— START Supplied entries —

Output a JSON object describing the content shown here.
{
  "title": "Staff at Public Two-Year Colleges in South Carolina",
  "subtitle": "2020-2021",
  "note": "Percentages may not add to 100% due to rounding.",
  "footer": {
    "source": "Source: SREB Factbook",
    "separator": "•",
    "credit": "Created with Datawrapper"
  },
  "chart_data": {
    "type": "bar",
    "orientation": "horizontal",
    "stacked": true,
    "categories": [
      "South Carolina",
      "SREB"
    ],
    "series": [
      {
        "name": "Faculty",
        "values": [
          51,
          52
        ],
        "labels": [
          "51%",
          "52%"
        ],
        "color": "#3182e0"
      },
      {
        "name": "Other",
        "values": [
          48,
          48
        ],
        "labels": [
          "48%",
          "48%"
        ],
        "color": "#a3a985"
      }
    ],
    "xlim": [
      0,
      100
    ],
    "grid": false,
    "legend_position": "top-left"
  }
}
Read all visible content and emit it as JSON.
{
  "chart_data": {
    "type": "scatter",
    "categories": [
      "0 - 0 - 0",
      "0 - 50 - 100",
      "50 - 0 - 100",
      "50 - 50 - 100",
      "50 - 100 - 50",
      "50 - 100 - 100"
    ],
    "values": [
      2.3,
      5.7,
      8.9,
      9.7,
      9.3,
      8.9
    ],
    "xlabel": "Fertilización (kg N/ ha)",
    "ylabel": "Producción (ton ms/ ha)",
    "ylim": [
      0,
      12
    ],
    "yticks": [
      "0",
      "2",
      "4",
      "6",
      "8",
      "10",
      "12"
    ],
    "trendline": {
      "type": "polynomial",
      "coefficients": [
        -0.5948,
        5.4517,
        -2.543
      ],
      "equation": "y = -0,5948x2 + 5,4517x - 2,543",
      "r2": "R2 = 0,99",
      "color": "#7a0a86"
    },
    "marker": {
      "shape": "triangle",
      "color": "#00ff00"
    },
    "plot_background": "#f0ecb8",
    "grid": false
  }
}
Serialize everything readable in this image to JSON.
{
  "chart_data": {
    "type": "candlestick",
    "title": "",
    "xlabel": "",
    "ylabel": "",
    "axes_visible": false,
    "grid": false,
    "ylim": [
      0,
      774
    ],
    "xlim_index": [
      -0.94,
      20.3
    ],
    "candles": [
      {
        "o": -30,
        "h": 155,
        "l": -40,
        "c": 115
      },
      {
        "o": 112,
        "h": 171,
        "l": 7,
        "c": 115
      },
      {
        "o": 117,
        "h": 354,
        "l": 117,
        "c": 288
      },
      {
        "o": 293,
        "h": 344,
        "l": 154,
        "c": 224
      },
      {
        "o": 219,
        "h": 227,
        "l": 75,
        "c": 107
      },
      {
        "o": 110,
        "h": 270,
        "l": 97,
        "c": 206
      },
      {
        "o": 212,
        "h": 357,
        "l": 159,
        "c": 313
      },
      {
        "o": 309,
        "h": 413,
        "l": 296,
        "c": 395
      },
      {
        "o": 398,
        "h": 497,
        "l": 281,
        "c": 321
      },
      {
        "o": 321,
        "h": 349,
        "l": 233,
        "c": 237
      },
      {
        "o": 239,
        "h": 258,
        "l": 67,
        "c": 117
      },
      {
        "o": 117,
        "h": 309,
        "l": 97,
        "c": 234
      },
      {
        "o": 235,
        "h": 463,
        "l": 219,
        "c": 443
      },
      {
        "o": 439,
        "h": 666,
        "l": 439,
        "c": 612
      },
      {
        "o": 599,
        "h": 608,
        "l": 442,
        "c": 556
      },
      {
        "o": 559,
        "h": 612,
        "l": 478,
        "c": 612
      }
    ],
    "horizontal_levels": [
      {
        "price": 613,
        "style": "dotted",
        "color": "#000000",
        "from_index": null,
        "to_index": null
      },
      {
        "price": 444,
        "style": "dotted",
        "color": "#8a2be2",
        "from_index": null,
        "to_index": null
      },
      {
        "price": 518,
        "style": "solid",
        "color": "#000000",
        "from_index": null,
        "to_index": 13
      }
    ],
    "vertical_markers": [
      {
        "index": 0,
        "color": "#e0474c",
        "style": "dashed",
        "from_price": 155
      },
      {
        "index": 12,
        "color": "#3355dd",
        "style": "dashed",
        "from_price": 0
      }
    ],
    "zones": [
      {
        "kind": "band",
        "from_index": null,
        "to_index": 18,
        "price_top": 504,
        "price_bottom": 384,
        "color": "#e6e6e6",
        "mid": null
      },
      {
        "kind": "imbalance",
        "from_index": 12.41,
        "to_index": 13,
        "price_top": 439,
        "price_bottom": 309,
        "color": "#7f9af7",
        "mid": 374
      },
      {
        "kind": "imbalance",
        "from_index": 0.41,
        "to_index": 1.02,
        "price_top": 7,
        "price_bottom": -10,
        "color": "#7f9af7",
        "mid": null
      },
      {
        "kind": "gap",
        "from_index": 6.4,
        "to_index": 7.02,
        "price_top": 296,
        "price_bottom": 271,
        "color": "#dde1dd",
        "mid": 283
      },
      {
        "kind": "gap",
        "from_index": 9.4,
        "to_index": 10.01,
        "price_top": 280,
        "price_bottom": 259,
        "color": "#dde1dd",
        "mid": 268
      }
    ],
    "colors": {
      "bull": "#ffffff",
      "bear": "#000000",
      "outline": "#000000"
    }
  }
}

— END Supplied entries —

What you should do
Repeat the material from above exactly, word for word.

Expected answer
Output a JSON object describing the content shown here.
{
  "title": "Staff at Public Two-Year Colleges in South Carolina",
  "subtitle": "2020-2021",
  "note": "Percentages may not add to 100% due to rounding.",
  "footer": {
    "source": "Source: SREB Factbook",
    "separator": "•",
    "credit": "Created with Datawrapper"
  },
  "chart_data": {
    "type": "bar",
    "orientation": "horizontal",
    "stacked": true,
    "categories": [
      "South Carolina",
      "SREB"
    ],
    "series": [
      {
        "name": "Faculty",
        "values": [
          51,
          52
        ],
        "labels": [
          "51%",
          "52%"
        ],
        "color": "#3182e0"
      },
      {
        "name": "Other",
        "values": [
          48,
          48
        ],
        "labels": [
          "48%",
          "48%"
        ],
        "color": "#a3a985"
      }
    ],
    "xlim": [
      0,
      100
    ],
    "grid": false,
    "legend_position": "top-left"
  }
}
Read all visible content and emit it as JSON.
{
  "chart_data": {
    "type": "scatter",
    "categories": [
      "0 - 0 - 0",
      "0 - 50 - 100",
      "50 - 0 - 100",
      "50 - 50 - 100",
      "50 - 100 - 50",
      "50 - 100 - 100"
    ],
    "values": [
      2.3,
      5.7,
      8.9,
      9.7,
      9.3,
      8.9
    ],
    "xlabel": "Fertilización (kg N/ ha)",
    "ylabel": "Producción (ton ms/ ha)",
    "ylim": [
      0,
      12
    ],
    "yticks": [
      "0",
      "2",
      "4",
      "6",
      "8",
      "10",
      "12"
    ],
    "trendline": {
      "type": "polynomial",
      "coefficients": [
        -0.5948,
        5.4517,
        -2.543
      ],
      "equation": "y = -0,5948x2 + 5,4517x - 2,543",
      "r2": "R2 = 0,99",
      "color": "#7a0a86"
    },
    "marker": {
      "shape": "triangle",
      "color": "#00ff00"
    },
    "plot_background": "#f0ecb8",
    "grid": false
  }
}
Serialize everything readable in this image to JSON.
{
  "chart_data": {
    "type": "candlestick",
    "title": "",
    "xlabel": "",
    "ylabel": "",
    "axes_visible": false,
    "grid": false,
    "ylim": [
      0,
      774
    ],
    "xlim_index": [
      -0.94,
      20.3
    ],
    "candles": [
      {
        "o": -30,
        "h": 155,
        "l": -40,
        "c": 115
      },
      {
        "o": 112,
        "h": 171,
        "l": 7,
        "c": 115
      },
      {
        "o": 117,
        "h": 354,
        "l": 117,
        "c": 288
      },
      {
        "o": 293,
        "h": 344,
        "l": 154,
        "c": 224
      },
      {
        "o": 219,
        "h": 227,
        "l": 75,
        "c": 107
      },
      {
        "o": 110,
        "h": 270,
        "l": 97,
        "c": 206
      },
      {
        "o": 212,
        "h": 357,
        "l": 159,
        "c": 313
      },
      {
        "o": 309,
        "h": 413,
        "l": 296,
        "c": 395
      },
      {
        "o": 398,
        "h": 497,
        "l": 281,
        "c": 321
      },
      {
        "o": 321,
        "h": 349,
        "l": 233,
        "c": 237
      },
      {
        "o": 239,
        "h": 258,
        "l": 67,
        "c": 117
      },
      {
        "o": 117,
        "h": 309,
        "l": 97,
        "c": 234
      },
      {
        "o": 235,
        "h": 463,
        "l": 219,
        "c": 443
      },
      {
        "o": 439,
        "h": 666,
        "l": 439,
        "c": 612
      },
      {
        "o": 599,
        "h": 608,
        "l": 442,
        "c": 556
      },
      {
        "o": 559,
        "h": 612,
        "l": 478,
        "c": 612
      }
    ],
    "horizontal_levels": [
      {
        "price": 613,
        "style": "dotted",
        "color": "#000000",
        "from_index": null,
        "to_index": null
      },
      {
        "price": 444,
        "style": "dotted",
        "color": "#8a2be2",
        "from_index": null,
        "to_index": null
      },
      {
        "price": 518,
        "style": "solid",
        "color": "#000000",
        "from_index": null,
        "to_index": 13
      }
    ],
    "vertical_markers": [
      {
        "index": 0,
        "color": "#e0474c",
        "style": "dashed",
        "from_price": 155
      },
      {
        "index": 12,
        "color": "#3355dd",
        "style": "dashed",
        "from_price": 0
      }
    ],
    "zones": [
      {
        "kind": "band",
        "from_index": null,
        "to_index": 18,
        "price_top": 504,
        "price_bottom": 384,
        "color": "#e6e6e6",
        "mid": null
      },
      {
        "kind": "imbalance",
        "from_index": 12.41,
        "to_index": 13,
        "price_top": 439,
        "price_bottom": 309,
        "color": "#7f9af7",
        "mid": 374
      },
      {
        "kind": "imbalance",
        "from_index": 0.41,
        "to_index": 1.02,
        "price_top": 7,
        "price_bottom": -10,
        "color": "#7f9af7",
        "mid": null
      },
      {
        "kind": "gap",
        "from_index": 6.4,
        "to_index": 7.02,
        "price_top": 296,
        "price_bottom": 271,
        "color": "#dde1dd",
        "mid": 283
      },
      {
        "kind": "gap",
        "from_index": 9.4,
        "to_index": 10.01,
        "price_top": 280,
        "price_bottom": 259,
        "color": "#dde1dd",
        "mid": 268
      }
    ],
    "colors": {
      "bull": "#ffffff",
      "bear": "#000000",
      "outline": "#000000"
    }
  }
}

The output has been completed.